■ **Stated exercise**: Find each line containing the word "Fargo" and report how many there are. Add nothing else.

── Materials provided ──

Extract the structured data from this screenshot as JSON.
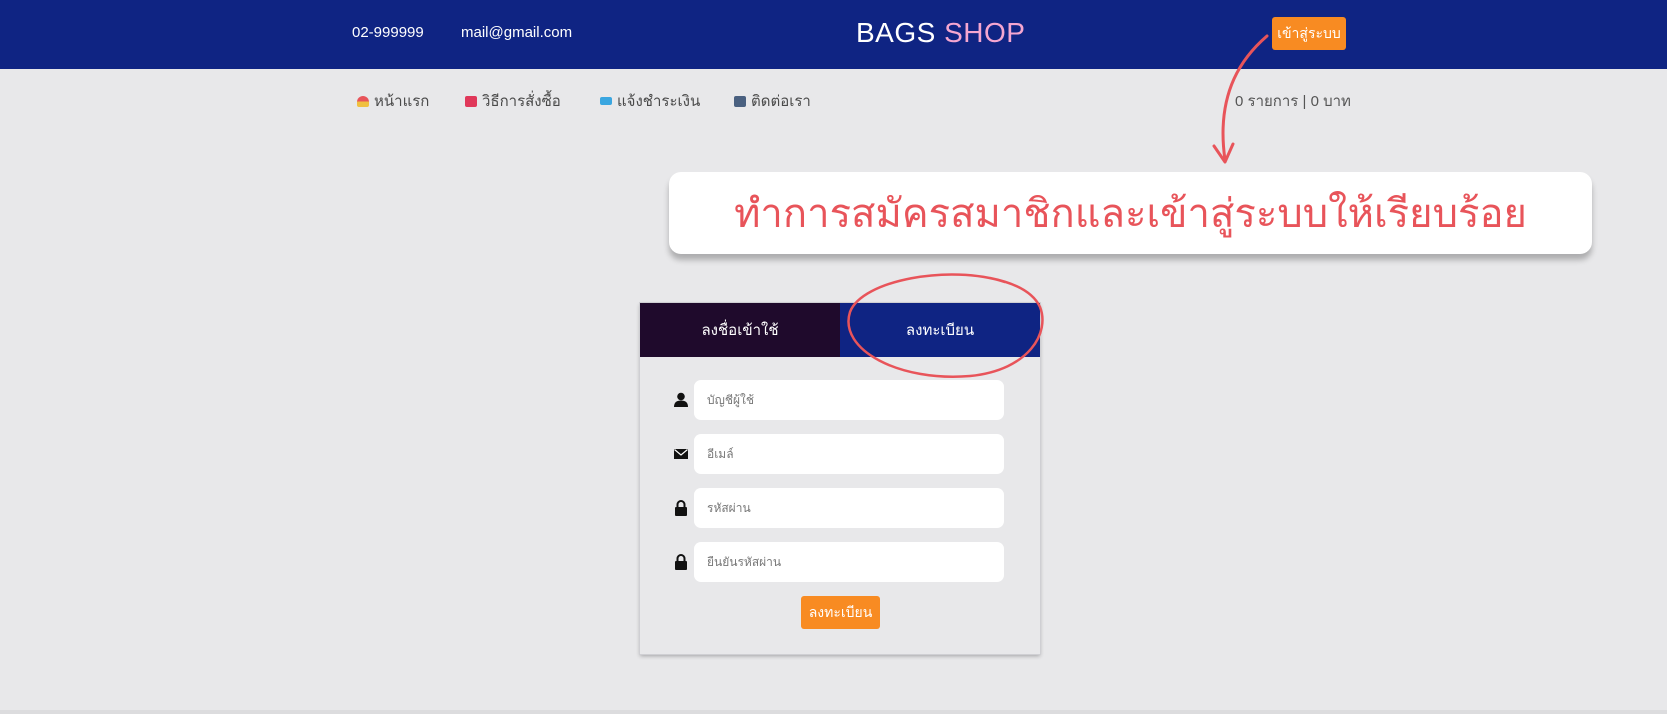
{
  "header": {
    "phone": "02-999999",
    "email": "mail@gmail.com",
    "brand_part1": "BAGS",
    "brand_part2": "SHOP",
    "login_label": "เข้าสู่ระบบ"
  },
  "nav": {
    "items": [
      {
        "label": "หน้าแรก",
        "icon": "home-icon"
      },
      {
        "label": "วิธีการสั่งซื้อ",
        "icon": "order-icon"
      },
      {
        "label": "แจ้งชำระเงิน",
        "icon": "payment-icon"
      },
      {
        "label": "ติดต่อเรา",
        "icon": "phone-icon"
      }
    ],
    "cart_summary": "0 รายการ | 0 บาท"
  },
  "annotation": {
    "text": "ทำการสมัครสมาชิกและเข้าสู่ระบบให้เรียบร้อย",
    "color": "#e8545a"
  },
  "form": {
    "tabs": [
      {
        "label": "ลงชื่อเข้าใช้",
        "active": false
      },
      {
        "label": "ลงทะเบียน",
        "active": true
      }
    ],
    "fields": [
      {
        "placeholder": "บัญชีผู้ใช้",
        "icon": "user-icon"
      },
      {
        "placeholder": "อีเมล์",
        "icon": "envelope-icon"
      },
      {
        "placeholder": "รหัสผ่าน",
        "icon": "lock-icon"
      },
      {
        "placeholder": "ยืนยันรหัสผ่าน",
        "icon": "lock-icon"
      }
    ],
    "submit_label": "ลงทะเบียน"
  },
  "colors": {
    "header_bg": "#0f2483",
    "accent": "#f88b22",
    "brand_pink": "#f5a6d0",
    "login_tab_bg": "#1f0a2c",
    "page_bg": "#e8e8ea"
  }
}
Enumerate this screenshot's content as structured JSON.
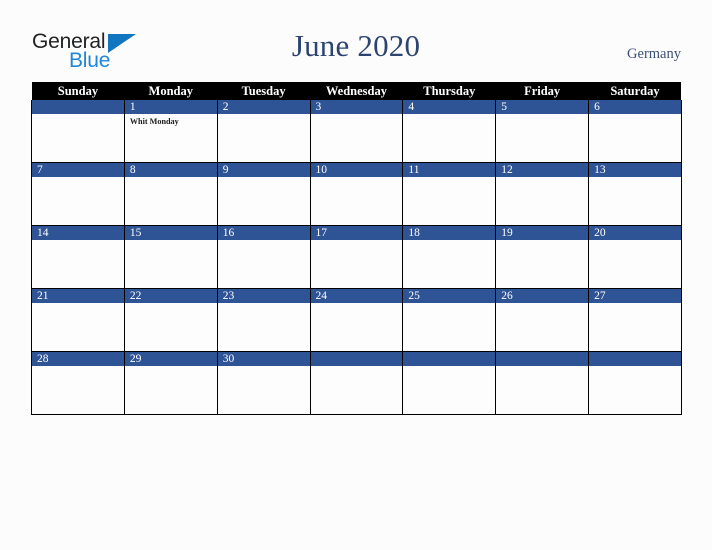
{
  "brand": {
    "word_one": "General",
    "word_two": "Blue"
  },
  "header": {
    "title": "June 2020",
    "country": "Germany"
  },
  "calendar": {
    "weekday_headers": [
      "Sunday",
      "Monday",
      "Tuesday",
      "Wednesday",
      "Thursday",
      "Friday",
      "Saturday"
    ],
    "colors": {
      "header_bar": "#000000",
      "date_bar": "#2f5496",
      "title": "#2d4470",
      "country": "#3c5077",
      "brand_blue": "#1f87d8",
      "page_background": "#fcfcfc",
      "cell_background": "#fdfdfd"
    },
    "weeks": [
      [
        {
          "date": "",
          "events": []
        },
        {
          "date": "1",
          "events": [
            "Whit Monday"
          ]
        },
        {
          "date": "2",
          "events": []
        },
        {
          "date": "3",
          "events": []
        },
        {
          "date": "4",
          "events": []
        },
        {
          "date": "5",
          "events": []
        },
        {
          "date": "6",
          "events": []
        }
      ],
      [
        {
          "date": "7",
          "events": []
        },
        {
          "date": "8",
          "events": []
        },
        {
          "date": "9",
          "events": []
        },
        {
          "date": "10",
          "events": []
        },
        {
          "date": "11",
          "events": []
        },
        {
          "date": "12",
          "events": []
        },
        {
          "date": "13",
          "events": []
        }
      ],
      [
        {
          "date": "14",
          "events": []
        },
        {
          "date": "15",
          "events": []
        },
        {
          "date": "16",
          "events": []
        },
        {
          "date": "17",
          "events": []
        },
        {
          "date": "18",
          "events": []
        },
        {
          "date": "19",
          "events": []
        },
        {
          "date": "20",
          "events": []
        }
      ],
      [
        {
          "date": "21",
          "events": []
        },
        {
          "date": "22",
          "events": []
        },
        {
          "date": "23",
          "events": []
        },
        {
          "date": "24",
          "events": []
        },
        {
          "date": "25",
          "events": []
        },
        {
          "date": "26",
          "events": []
        },
        {
          "date": "27",
          "events": []
        }
      ],
      [
        {
          "date": "28",
          "events": []
        },
        {
          "date": "29",
          "events": []
        },
        {
          "date": "30",
          "events": []
        },
        {
          "date": "",
          "events": []
        },
        {
          "date": "",
          "events": []
        },
        {
          "date": "",
          "events": []
        },
        {
          "date": "",
          "events": []
        }
      ]
    ]
  }
}
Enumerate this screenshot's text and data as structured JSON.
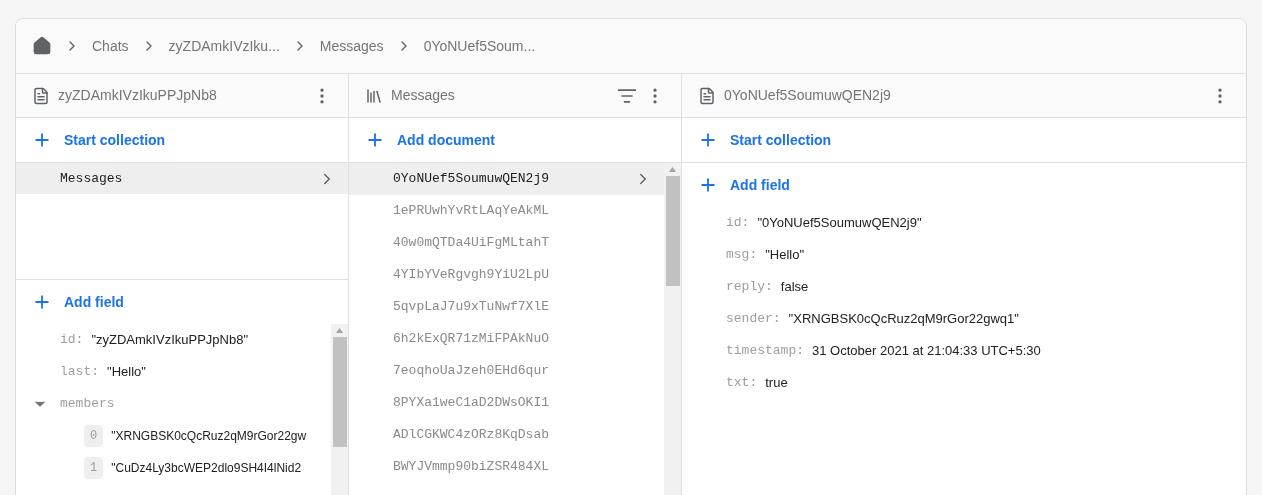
{
  "breadcrumb": [
    "Chats",
    "zyZDAmkIVzIku...",
    "Messages",
    "0YoNUef5Soum..."
  ],
  "columns": [
    {
      "kind": "document",
      "title": "zyZDAmkIVzIkuPPJpNb8",
      "action": "Start collection",
      "collections": [
        {
          "name": "Messages",
          "selected": true
        }
      ],
      "add_field": "Add field",
      "fields": [
        {
          "kind": "value",
          "key": "id:",
          "value": "\"zyZDAmkIVzIkuPPJpNb8\""
        },
        {
          "kind": "value",
          "key": "last:",
          "value": "\"Hello\""
        },
        {
          "kind": "array",
          "key": "members",
          "expanded": true,
          "children": [
            {
              "index": "0",
              "value": "\"XRNGBSK0cQcRuz2qM9rGor22gw"
            },
            {
              "index": "1",
              "value": "\"CuDz4Ly3bcWEP2dlo9SH4I4lNid2"
            }
          ]
        }
      ]
    },
    {
      "kind": "collection",
      "title": "Messages",
      "action": "Add document",
      "documents": [
        {
          "id": "0YoNUef5SoumuwQEN2j9",
          "selected": true
        },
        {
          "id": "1ePRUwhYvRtLAqYeAkML",
          "selected": false
        },
        {
          "id": "40w0mQTDa4UiFgMLtahT",
          "selected": false
        },
        {
          "id": "4YIbYVeRgvgh9YiU2LpU",
          "selected": false
        },
        {
          "id": "5qvpLaJ7u9xTuNwf7XlE",
          "selected": false
        },
        {
          "id": "6h2kExQR71zMiFPAkNuO",
          "selected": false
        },
        {
          "id": "7eoqhoUaJzeh0EHd6qur",
          "selected": false
        },
        {
          "id": "8PYXa1weC1aD2DWsOKI1",
          "selected": false
        },
        {
          "id": "ADlCGKWC4zORz8KqDsab",
          "selected": false
        },
        {
          "id": "BWYJVmmp90biZSR484XL",
          "selected": false
        }
      ]
    },
    {
      "kind": "document",
      "title": "0YoNUef5SoumuwQEN2j9",
      "action": "Start collection",
      "add_field": "Add field",
      "fields": [
        {
          "kind": "value",
          "key": "id:",
          "value": "\"0YoNUef5SoumuwQEN2j9\""
        },
        {
          "kind": "value",
          "key": "msg:",
          "value": "\"Hello\""
        },
        {
          "kind": "value",
          "key": "reply:",
          "value": "false"
        },
        {
          "kind": "value",
          "key": "sender:",
          "value": "\"XRNGBSK0cQcRuz2qM9rGor22gwq1\""
        },
        {
          "kind": "value",
          "key": "timestamp:",
          "value": "31 October 2021 at 21:04:33 UTC+5:30"
        },
        {
          "kind": "value",
          "key": "txt:",
          "value": "true"
        }
      ]
    }
  ]
}
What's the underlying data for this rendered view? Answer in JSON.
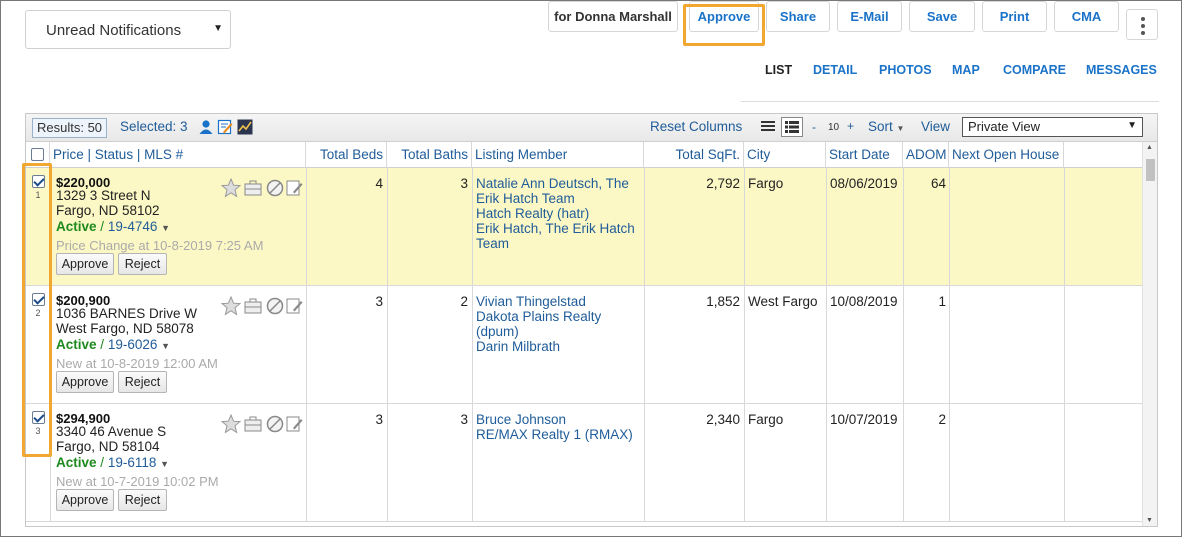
{
  "notifications_select": {
    "value": "Unread Notifications"
  },
  "top_buttons": {
    "user": "for Donna Marshall",
    "approve": "Approve",
    "share": "Share",
    "email": "E-Mail",
    "save": "Save",
    "print": "Print",
    "cma": "CMA"
  },
  "tabs": [
    "LIST",
    "DETAIL",
    "PHOTOS",
    "MAP",
    "COMPARE",
    "MESSAGES"
  ],
  "active_tab": "LIST",
  "toolbar": {
    "results": "Results: 50",
    "selected": "Selected: 3",
    "reset_columns": "Reset Columns",
    "per_page_minus": "-",
    "per_page": "10",
    "per_page_plus": "+",
    "sort": "Sort",
    "view_label": "View",
    "view_value": "Private View"
  },
  "columns": {
    "price": "Price",
    "status": "Status",
    "mls": "MLS #",
    "beds": "Total Beds",
    "baths": "Total Baths",
    "member": "Listing Member",
    "sqft": "Total SqFt.",
    "city": "City",
    "start": "Start Date",
    "adom": "ADOM",
    "open_house": "Next Open House"
  },
  "colors": {
    "accent": "#1a73c8",
    "highlight": "#f0a830",
    "selected_row": "#fcf8c5",
    "active": "#1e8a1e"
  },
  "rows": [
    {
      "num": "1",
      "checked": true,
      "selected": true,
      "price": "$220,000",
      "addr1": "1329 3 Street N",
      "addr2": "Fargo, ND 58102",
      "status": "Active",
      "mls": "19-4746",
      "note": "Price Change at 10-8-2019 7:25 AM",
      "approve": "Approve",
      "reject": "Reject",
      "beds": "4",
      "baths": "3",
      "member": [
        "Natalie Ann Deutsch, The",
        "Erik Hatch Team",
        "Hatch Realty (hatr)",
        "Erik Hatch, The Erik Hatch",
        "Team"
      ],
      "sqft": "2,792",
      "city": "Fargo",
      "start": "08/06/2019",
      "adom": "64"
    },
    {
      "num": "2",
      "checked": true,
      "selected": false,
      "price": "$200,900",
      "addr1": "1036 BARNES Drive W",
      "addr2": "West Fargo, ND 58078",
      "status": "Active",
      "mls": "19-6026",
      "note": "New at 10-8-2019 12:00 AM",
      "approve": "Approve",
      "reject": "Reject",
      "beds": "3",
      "baths": "2",
      "member": [
        "Vivian Thingelstad",
        "Dakota Plains Realty",
        "(dpum)",
        "Darin Milbrath"
      ],
      "sqft": "1,852",
      "city": "West Fargo",
      "start": "10/08/2019",
      "adom": "1"
    },
    {
      "num": "3",
      "checked": true,
      "selected": false,
      "price": "$294,900",
      "addr1": "3340 46 Avenue S",
      "addr2": "Fargo, ND 58104",
      "status": "Active",
      "mls": "19-6118",
      "note": "New at 10-7-2019 10:02 PM",
      "approve": "Approve",
      "reject": "Reject",
      "beds": "3",
      "baths": "3",
      "member": [
        "Bruce Johnson",
        "RE/MAX Realty 1 (RMAX)"
      ],
      "sqft": "2,340",
      "city": "Fargo",
      "start": "10/07/2019",
      "adom": "2"
    }
  ]
}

───

■ **Exercise response**: 6